▸ Short task
Work out the number of lines with the word "JSON" in the material below, then reply with that number only.

§ §

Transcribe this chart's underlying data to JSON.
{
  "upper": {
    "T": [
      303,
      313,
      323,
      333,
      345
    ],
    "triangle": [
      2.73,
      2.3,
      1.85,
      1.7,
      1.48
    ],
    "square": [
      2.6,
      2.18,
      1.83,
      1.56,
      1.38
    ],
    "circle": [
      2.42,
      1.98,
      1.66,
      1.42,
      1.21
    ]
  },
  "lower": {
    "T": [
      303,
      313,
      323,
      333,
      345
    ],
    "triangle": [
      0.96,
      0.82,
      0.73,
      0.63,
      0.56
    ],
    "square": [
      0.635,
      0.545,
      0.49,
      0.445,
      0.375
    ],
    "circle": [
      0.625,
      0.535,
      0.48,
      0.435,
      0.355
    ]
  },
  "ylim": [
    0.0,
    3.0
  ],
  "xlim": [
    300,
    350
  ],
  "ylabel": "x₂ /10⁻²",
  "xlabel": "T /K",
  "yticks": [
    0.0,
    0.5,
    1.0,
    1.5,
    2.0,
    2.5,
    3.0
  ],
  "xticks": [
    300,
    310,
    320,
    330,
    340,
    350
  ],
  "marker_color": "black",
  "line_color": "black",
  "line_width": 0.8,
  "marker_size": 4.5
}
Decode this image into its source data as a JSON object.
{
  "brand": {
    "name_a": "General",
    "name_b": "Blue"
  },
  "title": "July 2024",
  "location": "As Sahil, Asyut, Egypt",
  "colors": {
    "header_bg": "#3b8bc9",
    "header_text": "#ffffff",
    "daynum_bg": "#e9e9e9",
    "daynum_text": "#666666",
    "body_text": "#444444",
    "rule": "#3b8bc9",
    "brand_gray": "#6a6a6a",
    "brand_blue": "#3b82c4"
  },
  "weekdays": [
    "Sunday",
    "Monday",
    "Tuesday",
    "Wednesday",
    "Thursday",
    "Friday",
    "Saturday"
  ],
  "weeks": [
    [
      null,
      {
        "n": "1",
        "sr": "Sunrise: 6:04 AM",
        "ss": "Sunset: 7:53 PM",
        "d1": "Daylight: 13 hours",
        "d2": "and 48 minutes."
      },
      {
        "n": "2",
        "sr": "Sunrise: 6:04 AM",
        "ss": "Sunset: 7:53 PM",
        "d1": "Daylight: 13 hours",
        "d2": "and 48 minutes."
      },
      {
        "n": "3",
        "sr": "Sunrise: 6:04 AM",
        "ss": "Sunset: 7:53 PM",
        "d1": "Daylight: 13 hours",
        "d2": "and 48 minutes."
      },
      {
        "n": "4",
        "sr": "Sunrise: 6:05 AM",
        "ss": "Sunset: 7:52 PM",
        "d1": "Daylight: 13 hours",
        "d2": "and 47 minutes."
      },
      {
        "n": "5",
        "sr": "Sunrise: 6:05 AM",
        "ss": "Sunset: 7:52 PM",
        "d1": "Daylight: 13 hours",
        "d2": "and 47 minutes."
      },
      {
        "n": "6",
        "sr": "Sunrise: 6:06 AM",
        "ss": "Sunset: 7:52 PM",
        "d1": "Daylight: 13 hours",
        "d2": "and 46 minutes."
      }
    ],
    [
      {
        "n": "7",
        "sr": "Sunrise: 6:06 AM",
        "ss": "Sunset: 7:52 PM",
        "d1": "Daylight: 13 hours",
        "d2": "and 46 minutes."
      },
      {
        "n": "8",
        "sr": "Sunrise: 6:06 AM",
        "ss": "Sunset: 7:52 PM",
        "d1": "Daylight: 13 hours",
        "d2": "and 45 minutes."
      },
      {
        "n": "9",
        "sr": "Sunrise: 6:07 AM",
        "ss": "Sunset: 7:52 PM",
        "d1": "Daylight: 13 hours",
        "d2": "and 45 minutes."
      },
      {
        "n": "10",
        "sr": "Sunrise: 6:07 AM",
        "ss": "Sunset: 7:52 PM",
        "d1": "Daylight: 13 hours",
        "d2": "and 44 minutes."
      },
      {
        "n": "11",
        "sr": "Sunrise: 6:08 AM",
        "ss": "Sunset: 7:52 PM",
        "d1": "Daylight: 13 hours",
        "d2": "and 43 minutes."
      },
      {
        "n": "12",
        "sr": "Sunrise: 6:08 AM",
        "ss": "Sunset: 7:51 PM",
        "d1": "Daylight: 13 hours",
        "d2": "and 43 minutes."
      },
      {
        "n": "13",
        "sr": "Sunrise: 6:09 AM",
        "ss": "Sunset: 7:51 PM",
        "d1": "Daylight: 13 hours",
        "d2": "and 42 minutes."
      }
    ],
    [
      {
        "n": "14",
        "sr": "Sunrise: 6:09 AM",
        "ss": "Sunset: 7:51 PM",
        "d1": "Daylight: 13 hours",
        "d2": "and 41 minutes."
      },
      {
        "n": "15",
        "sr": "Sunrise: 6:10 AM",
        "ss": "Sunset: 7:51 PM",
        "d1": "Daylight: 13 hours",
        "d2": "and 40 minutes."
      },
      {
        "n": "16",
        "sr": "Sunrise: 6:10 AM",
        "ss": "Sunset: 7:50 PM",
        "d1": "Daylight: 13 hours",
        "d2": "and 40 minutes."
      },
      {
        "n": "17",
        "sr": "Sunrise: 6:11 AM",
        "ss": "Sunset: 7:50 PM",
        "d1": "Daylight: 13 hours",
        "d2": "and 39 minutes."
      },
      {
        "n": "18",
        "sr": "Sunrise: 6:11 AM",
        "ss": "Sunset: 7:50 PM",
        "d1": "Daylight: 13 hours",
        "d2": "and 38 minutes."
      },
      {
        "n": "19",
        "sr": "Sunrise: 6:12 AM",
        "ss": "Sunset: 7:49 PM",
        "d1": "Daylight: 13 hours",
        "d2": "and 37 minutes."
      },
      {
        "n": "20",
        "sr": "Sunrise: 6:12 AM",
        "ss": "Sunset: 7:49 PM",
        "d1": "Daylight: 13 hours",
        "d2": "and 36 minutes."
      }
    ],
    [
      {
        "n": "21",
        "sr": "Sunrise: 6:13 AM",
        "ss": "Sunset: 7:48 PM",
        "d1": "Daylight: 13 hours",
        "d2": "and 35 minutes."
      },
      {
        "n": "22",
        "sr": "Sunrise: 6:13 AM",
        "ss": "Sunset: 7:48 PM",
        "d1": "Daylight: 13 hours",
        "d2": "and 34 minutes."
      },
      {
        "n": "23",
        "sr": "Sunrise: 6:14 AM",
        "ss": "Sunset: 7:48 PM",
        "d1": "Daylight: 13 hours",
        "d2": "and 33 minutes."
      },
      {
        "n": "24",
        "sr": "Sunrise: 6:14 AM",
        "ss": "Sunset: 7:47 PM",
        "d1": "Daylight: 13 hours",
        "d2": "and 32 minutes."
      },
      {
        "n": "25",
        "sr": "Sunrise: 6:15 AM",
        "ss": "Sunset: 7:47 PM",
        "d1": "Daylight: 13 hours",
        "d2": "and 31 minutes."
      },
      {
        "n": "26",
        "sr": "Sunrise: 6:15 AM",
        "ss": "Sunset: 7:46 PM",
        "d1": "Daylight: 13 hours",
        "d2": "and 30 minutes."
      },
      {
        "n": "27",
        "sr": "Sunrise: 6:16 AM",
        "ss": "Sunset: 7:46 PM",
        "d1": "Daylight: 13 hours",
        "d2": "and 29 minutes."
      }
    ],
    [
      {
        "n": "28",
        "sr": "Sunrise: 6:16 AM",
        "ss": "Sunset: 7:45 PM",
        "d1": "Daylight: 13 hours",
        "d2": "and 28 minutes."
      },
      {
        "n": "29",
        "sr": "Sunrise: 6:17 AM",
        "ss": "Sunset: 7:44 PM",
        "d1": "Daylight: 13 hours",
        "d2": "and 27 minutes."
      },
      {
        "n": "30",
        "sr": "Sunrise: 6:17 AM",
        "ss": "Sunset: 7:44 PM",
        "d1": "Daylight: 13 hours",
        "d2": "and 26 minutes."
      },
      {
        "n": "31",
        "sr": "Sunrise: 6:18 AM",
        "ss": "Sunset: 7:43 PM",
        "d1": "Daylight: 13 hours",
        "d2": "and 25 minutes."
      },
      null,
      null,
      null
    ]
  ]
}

§ §

▸ The reply
2